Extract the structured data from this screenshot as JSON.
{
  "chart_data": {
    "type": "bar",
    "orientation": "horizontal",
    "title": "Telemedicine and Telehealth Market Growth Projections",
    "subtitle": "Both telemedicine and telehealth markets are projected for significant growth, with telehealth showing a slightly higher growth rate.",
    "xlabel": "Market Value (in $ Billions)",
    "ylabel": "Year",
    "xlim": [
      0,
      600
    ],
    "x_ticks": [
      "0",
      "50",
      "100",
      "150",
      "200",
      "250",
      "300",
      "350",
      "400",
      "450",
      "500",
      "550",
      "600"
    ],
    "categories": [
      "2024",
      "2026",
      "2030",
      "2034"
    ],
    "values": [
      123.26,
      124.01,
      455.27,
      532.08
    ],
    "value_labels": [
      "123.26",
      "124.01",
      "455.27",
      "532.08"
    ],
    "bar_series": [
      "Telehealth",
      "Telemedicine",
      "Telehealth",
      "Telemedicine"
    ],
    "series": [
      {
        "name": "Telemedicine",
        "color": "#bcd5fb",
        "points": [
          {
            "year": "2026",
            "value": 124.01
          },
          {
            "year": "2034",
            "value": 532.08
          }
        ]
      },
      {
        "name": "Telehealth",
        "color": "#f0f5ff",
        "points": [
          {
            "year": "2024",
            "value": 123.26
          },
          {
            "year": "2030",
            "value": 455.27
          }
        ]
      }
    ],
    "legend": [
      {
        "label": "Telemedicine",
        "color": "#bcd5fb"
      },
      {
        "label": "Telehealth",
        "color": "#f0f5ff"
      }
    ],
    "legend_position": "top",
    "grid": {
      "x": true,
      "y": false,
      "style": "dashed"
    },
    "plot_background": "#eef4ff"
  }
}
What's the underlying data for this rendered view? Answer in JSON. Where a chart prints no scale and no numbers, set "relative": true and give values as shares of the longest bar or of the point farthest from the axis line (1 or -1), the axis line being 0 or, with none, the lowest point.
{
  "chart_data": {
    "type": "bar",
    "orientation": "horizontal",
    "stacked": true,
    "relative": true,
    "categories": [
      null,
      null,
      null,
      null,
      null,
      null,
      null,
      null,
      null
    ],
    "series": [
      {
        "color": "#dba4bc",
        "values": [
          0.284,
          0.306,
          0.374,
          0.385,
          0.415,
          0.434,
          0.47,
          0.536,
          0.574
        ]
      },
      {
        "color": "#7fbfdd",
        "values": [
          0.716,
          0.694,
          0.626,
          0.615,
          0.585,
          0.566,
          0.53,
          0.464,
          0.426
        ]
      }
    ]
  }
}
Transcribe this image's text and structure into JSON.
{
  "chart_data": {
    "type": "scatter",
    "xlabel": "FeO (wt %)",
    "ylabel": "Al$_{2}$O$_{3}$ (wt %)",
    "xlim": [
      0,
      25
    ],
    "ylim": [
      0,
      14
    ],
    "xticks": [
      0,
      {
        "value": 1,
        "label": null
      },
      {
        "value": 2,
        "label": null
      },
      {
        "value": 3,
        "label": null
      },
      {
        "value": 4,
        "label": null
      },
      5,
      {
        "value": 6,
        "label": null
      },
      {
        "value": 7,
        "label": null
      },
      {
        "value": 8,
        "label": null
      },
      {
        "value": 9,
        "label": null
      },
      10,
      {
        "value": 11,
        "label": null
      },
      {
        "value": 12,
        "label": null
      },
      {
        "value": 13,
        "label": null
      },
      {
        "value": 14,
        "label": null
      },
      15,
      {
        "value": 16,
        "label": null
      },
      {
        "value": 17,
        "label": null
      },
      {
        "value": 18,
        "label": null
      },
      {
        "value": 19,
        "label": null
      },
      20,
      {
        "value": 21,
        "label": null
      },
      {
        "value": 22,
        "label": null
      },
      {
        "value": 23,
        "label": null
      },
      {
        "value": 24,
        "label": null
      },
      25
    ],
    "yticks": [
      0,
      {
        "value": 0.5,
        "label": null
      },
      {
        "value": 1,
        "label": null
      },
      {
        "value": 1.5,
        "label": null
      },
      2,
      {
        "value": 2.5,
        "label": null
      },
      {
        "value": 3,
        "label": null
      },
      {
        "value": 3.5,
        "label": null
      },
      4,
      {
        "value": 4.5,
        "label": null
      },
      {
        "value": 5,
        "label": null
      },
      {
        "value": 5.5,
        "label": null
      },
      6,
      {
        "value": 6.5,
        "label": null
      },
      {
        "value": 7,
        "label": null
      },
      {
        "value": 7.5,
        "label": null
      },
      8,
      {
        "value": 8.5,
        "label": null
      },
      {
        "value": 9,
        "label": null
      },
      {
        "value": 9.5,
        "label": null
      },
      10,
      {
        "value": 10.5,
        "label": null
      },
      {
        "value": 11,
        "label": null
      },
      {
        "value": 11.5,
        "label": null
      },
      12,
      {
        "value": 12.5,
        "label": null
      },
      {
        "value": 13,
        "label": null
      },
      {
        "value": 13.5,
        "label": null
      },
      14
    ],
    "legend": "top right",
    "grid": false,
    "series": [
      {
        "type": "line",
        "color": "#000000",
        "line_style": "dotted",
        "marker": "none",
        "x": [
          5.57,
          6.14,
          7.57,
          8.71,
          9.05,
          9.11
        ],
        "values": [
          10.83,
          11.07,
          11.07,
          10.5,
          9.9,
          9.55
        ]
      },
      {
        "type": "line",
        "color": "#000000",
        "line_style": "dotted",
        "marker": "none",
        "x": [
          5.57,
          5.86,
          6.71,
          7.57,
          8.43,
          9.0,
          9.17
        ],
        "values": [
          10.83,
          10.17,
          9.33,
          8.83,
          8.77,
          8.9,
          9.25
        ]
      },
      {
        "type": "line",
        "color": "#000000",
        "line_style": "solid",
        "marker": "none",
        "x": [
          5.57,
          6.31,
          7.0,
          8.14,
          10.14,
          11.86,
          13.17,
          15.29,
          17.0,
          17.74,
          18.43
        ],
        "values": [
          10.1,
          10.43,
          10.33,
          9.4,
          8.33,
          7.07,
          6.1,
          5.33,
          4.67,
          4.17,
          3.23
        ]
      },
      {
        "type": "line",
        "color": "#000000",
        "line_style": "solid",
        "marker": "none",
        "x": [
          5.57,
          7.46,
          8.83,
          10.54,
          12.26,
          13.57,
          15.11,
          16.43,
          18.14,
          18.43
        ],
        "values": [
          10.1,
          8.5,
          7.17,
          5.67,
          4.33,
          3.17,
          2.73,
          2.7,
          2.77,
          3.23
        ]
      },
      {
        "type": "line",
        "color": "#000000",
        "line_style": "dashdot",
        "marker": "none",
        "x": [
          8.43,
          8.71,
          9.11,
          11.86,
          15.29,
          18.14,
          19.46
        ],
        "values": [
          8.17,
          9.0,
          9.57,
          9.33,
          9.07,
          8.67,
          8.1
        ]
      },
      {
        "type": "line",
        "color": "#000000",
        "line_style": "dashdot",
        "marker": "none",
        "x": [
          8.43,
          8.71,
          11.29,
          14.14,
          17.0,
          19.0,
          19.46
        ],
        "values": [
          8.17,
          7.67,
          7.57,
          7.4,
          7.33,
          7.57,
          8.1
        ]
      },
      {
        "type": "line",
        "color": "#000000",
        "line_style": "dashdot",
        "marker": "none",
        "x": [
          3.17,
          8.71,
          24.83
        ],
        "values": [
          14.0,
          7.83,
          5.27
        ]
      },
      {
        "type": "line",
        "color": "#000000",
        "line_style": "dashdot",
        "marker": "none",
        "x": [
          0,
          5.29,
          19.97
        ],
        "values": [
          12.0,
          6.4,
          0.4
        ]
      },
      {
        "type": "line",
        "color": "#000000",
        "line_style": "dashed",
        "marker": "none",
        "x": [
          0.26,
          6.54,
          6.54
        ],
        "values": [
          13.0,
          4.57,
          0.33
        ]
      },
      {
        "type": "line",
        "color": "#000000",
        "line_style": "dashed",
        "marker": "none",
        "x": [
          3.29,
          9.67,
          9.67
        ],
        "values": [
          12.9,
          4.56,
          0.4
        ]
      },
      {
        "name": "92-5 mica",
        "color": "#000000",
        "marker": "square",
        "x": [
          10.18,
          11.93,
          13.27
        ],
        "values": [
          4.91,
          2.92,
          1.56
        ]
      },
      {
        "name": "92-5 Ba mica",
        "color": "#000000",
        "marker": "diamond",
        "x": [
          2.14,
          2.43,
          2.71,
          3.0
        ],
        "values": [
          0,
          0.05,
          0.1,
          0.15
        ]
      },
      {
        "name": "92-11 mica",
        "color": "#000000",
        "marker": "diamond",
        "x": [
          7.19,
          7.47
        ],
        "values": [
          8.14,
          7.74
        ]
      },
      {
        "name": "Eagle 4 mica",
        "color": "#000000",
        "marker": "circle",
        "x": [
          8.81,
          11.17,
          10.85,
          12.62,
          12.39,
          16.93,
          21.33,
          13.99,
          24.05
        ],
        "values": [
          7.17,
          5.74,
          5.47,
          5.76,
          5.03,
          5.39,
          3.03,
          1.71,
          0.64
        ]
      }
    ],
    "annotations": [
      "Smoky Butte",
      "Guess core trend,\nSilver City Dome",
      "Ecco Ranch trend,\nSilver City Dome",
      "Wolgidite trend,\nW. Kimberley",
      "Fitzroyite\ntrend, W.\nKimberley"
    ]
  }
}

Stated task -> Which lines above contain "Dome"? Show each of them.

Response to this task ->
      "Guess core trend,\nSilver City Dome",
      "Ecco Ranch trend,\nSilver City Dome",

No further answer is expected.